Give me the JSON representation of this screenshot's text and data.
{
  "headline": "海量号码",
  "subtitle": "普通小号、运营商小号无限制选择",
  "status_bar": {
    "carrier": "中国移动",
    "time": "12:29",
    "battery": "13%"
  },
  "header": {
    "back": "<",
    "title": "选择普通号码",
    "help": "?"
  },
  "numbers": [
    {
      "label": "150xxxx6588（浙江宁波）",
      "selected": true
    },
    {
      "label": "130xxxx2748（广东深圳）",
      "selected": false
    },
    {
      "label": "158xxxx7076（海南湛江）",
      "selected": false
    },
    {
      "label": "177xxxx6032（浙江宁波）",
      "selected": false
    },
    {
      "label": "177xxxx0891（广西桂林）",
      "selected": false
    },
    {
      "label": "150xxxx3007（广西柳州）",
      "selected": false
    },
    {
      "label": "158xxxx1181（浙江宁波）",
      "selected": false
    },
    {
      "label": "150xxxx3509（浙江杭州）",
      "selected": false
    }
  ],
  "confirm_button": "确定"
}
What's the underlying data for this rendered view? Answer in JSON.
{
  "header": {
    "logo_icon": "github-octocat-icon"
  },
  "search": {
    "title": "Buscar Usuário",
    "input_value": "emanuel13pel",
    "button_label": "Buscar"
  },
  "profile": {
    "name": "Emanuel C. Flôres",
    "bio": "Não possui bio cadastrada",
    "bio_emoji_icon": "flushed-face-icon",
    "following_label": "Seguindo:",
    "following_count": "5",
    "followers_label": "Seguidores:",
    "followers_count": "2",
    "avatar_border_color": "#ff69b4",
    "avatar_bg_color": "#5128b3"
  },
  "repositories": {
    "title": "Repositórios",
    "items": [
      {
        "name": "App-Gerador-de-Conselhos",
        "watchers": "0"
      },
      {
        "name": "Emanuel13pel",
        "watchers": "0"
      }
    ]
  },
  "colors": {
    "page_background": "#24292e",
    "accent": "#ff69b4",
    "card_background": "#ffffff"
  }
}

===

**WRITTEN EXERCISE:**
Write out every record shown above, word for word.

**RESPONSE TO THIS EXERCISE:**
Give me the JSON representation of this screenshot's text and data.
{
  "headline": "海量号码",
  "subtitle": "普通小号、运营商小号无限制选择",
  "status_bar": {
    "carrier": "中国移动",
    "time": "12:29",
    "battery": "13%"
  },
  "header": {
    "back": "<",
    "title": "选择普通号码",
    "help": "?"
  },
  "numbers": [
    {
      "label": "150xxxx6588（浙江宁波）",
      "selected": true
    },
    {
      "label": "130xxxx2748（广东深圳）",
      "selected": false
    },
    {
      "label": "158xxxx7076（海南湛江）",
      "selected": false
    },
    {
      "label": "177xxxx6032（浙江宁波）",
      "selected": false
    },
    {
      "label": "177xxxx0891（广西桂林）",
      "selected": false
    },
    {
      "label": "150xxxx3007（广西柳州）",
      "selected": false
    },
    {
      "label": "158xxxx1181（浙江宁波）",
      "selected": false
    },
    {
      "label": "150xxxx3509（浙江杭州）",
      "selected": false
    }
  ],
  "confirm_button": "确定"
}
What's the underlying data for this rendered view? Answer in JSON.
{
  "header": {
    "logo_icon": "github-octocat-icon"
  },
  "search": {
    "title": "Buscar Usuário",
    "input_value": "emanuel13pel",
    "button_label": "Buscar"
  },
  "profile": {
    "name": "Emanuel C. Flôres",
    "bio": "Não possui bio cadastrada",
    "bio_emoji_icon": "flushed-face-icon",
    "following_label": "Seguindo:",
    "following_count": "5",
    "followers_label": "Seguidores:",
    "followers_count": "2",
    "avatar_border_color": "#ff69b4",
    "avatar_bg_color": "#5128b3"
  },
  "repositories": {
    "title": "Repositórios",
    "items": [
      {
        "name": "App-Gerador-de-Conselhos",
        "watchers": "0"
      },
      {
        "name": "Emanuel13pel",
        "watchers": "0"
      }
    ]
  },
  "colors": {
    "page_background": "#24292e",
    "accent": "#ff69b4",
    "card_background": "#ffffff"
  }
}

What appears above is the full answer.